### STATED PROBLEM
Repeat each record below exactly, dropping the pictures.

### SOURCE RECORDS
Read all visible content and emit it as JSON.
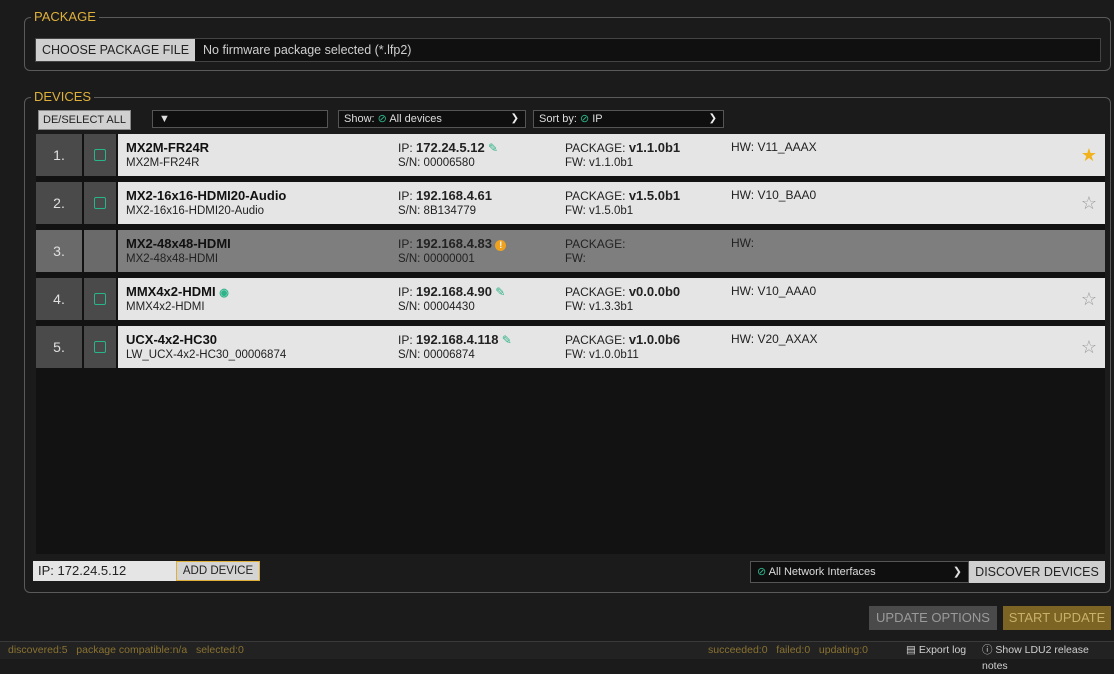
{
  "package": {
    "legend": "PACKAGE",
    "choose_button": "CHOOSE PACKAGE FILE",
    "selected_text": "No firmware package selected (*.lfp2)"
  },
  "devices": {
    "legend": "DEVICES",
    "select_all": "DE/SELECT ALL",
    "filter_icon": "filter-icon",
    "show_label": "Show:",
    "show_value": "All devices",
    "sort_label": "Sort by:",
    "sort_value": "IP",
    "rows": [
      {
        "num": "1.",
        "name": "MX2M-FR24R",
        "sub": "MX2M-FR24R",
        "ip_label": "IP:",
        "ip": "172.24.5.12",
        "sn": "S/N: 00006580",
        "pkg_label": "PACKAGE:",
        "pkg": "v1.1.0b1",
        "fw": "FW: v1.1.0b1",
        "hw": "HW: V11_AAAX",
        "favorite": true
      },
      {
        "num": "2.",
        "name": "MX2-16x16-HDMI20-Audio",
        "sub": "MX2-16x16-HDMI20-Audio",
        "ip_label": "IP:",
        "ip": "192.168.4.61",
        "sn": "S/N: 8B134779",
        "pkg_label": "PACKAGE:",
        "pkg": "v1.5.0b1",
        "fw": "FW: v1.5.0b1",
        "hw": "HW: V10_BAA0",
        "favorite": false
      },
      {
        "num": "3.",
        "name": "MX2-48x48-HDMI",
        "sub": "MX2-48x48-HDMI",
        "ip_label": "IP:",
        "ip": "192.168.4.83",
        "sn": "S/N: 00000001",
        "pkg_label": "PACKAGE:",
        "pkg": "",
        "fw": "FW:",
        "hw": "HW:",
        "favorite": false
      },
      {
        "num": "4.",
        "name": "MMX4x2-HDMI",
        "sub": "MMX4x2-HDMI",
        "ip_label": "IP:",
        "ip": "192.168.4.90",
        "sn": "S/N: 00004430",
        "pkg_label": "PACKAGE:",
        "pkg": "v0.0.0b0",
        "fw": "FW: v1.3.3b1",
        "hw": "HW: V10_AAA0",
        "favorite": false
      },
      {
        "num": "5.",
        "name": "UCX-4x2-HC30",
        "sub": "LW_UCX-4x2-HC30_00006874",
        "ip_label": "IP:",
        "ip": "192.168.4.118",
        "sn": "S/N: 00006874",
        "pkg_label": "PACKAGE:",
        "pkg": "v1.0.0b6",
        "fw": "FW: v1.0.0b11",
        "hw": "HW: V20_AXAX",
        "favorite": false
      }
    ],
    "ip_input_label": "IP:",
    "ip_input_value": "172.24.5.12",
    "add_device": "ADD DEVICE",
    "network_interfaces": "All Network Interfaces",
    "discover": "DISCOVER DEVICES"
  },
  "actions": {
    "update_options": "UPDATE OPTIONS",
    "start_update": "START UPDATE"
  },
  "status": {
    "left": "discovered:5   package compatible:n/a   selected:0",
    "right": "succeeded:0   failed:0   updating:0",
    "export_log": "Export log",
    "release_notes": "Show LDU2 release notes"
  },
  "colors": {
    "accent": "#e0b13a",
    "green": "#2fb489",
    "star": "#f2b21e"
  }
}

### SOLUTION BELOW
Read all visible content and emit it as JSON.
{
  "package": {
    "legend": "PACKAGE",
    "choose_button": "CHOOSE PACKAGE FILE",
    "selected_text": "No firmware package selected (*.lfp2)"
  },
  "devices": {
    "legend": "DEVICES",
    "select_all": "DE/SELECT ALL",
    "filter_icon": "filter-icon",
    "show_label": "Show:",
    "show_value": "All devices",
    "sort_label": "Sort by:",
    "sort_value": "IP",
    "rows": [
      {
        "num": "1.",
        "name": "MX2M-FR24R",
        "sub": "MX2M-FR24R",
        "ip_label": "IP:",
        "ip": "172.24.5.12",
        "sn": "S/N: 00006580",
        "pkg_label": "PACKAGE:",
        "pkg": "v1.1.0b1",
        "fw": "FW: v1.1.0b1",
        "hw": "HW: V11_AAAX",
        "favorite": true
      },
      {
        "num": "2.",
        "name": "MX2-16x16-HDMI20-Audio",
        "sub": "MX2-16x16-HDMI20-Audio",
        "ip_label": "IP:",
        "ip": "192.168.4.61",
        "sn": "S/N: 8B134779",
        "pkg_label": "PACKAGE:",
        "pkg": "v1.5.0b1",
        "fw": "FW: v1.5.0b1",
        "hw": "HW: V10_BAA0",
        "favorite": false
      },
      {
        "num": "3.",
        "name": "MX2-48x48-HDMI",
        "sub": "MX2-48x48-HDMI",
        "ip_label": "IP:",
        "ip": "192.168.4.83",
        "sn": "S/N: 00000001",
        "pkg_label": "PACKAGE:",
        "pkg": "",
        "fw": "FW:",
        "hw": "HW:",
        "favorite": false
      },
      {
        "num": "4.",
        "name": "MMX4x2-HDMI",
        "sub": "MMX4x2-HDMI",
        "ip_label": "IP:",
        "ip": "192.168.4.90",
        "sn": "S/N: 00004430",
        "pkg_label": "PACKAGE:",
        "pkg": "v0.0.0b0",
        "fw": "FW: v1.3.3b1",
        "hw": "HW: V10_AAA0",
        "favorite": false
      },
      {
        "num": "5.",
        "name": "UCX-4x2-HC30",
        "sub": "LW_UCX-4x2-HC30_00006874",
        "ip_label": "IP:",
        "ip": "192.168.4.118",
        "sn": "S/N: 00006874",
        "pkg_label": "PACKAGE:",
        "pkg": "v1.0.0b6",
        "fw": "FW: v1.0.0b11",
        "hw": "HW: V20_AXAX",
        "favorite": false
      }
    ],
    "ip_input_label": "IP:",
    "ip_input_value": "172.24.5.12",
    "add_device": "ADD DEVICE",
    "network_interfaces": "All Network Interfaces",
    "discover": "DISCOVER DEVICES"
  },
  "actions": {
    "update_options": "UPDATE OPTIONS",
    "start_update": "START UPDATE"
  },
  "status": {
    "left": "discovered:5   package compatible:n/a   selected:0",
    "right": "succeeded:0   failed:0   updating:0",
    "export_log": "Export log",
    "release_notes": "Show LDU2 release notes"
  },
  "colors": {
    "accent": "#e0b13a",
    "green": "#2fb489",
    "star": "#f2b21e"
  }
}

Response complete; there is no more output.